++++ Data listing
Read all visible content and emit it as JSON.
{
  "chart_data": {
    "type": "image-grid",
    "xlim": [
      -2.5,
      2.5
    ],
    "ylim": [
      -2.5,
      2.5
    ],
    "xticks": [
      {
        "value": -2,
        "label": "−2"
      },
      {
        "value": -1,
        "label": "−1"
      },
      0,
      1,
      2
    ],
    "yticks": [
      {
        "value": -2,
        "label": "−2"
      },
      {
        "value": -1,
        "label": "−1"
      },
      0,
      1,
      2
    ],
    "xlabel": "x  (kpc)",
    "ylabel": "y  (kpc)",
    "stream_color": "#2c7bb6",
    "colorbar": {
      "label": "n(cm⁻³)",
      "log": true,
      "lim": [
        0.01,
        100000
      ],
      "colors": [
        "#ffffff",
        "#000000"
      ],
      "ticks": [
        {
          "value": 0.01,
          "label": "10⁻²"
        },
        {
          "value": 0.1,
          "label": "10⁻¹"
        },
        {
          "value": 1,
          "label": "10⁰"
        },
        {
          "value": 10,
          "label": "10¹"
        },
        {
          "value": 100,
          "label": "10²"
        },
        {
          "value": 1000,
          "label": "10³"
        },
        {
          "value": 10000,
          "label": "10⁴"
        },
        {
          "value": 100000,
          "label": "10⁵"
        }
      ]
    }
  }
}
++++++++
• [Task instructions]: Count up the lines in the listing that hold the word "value", and give that number only.

• [Result]: 12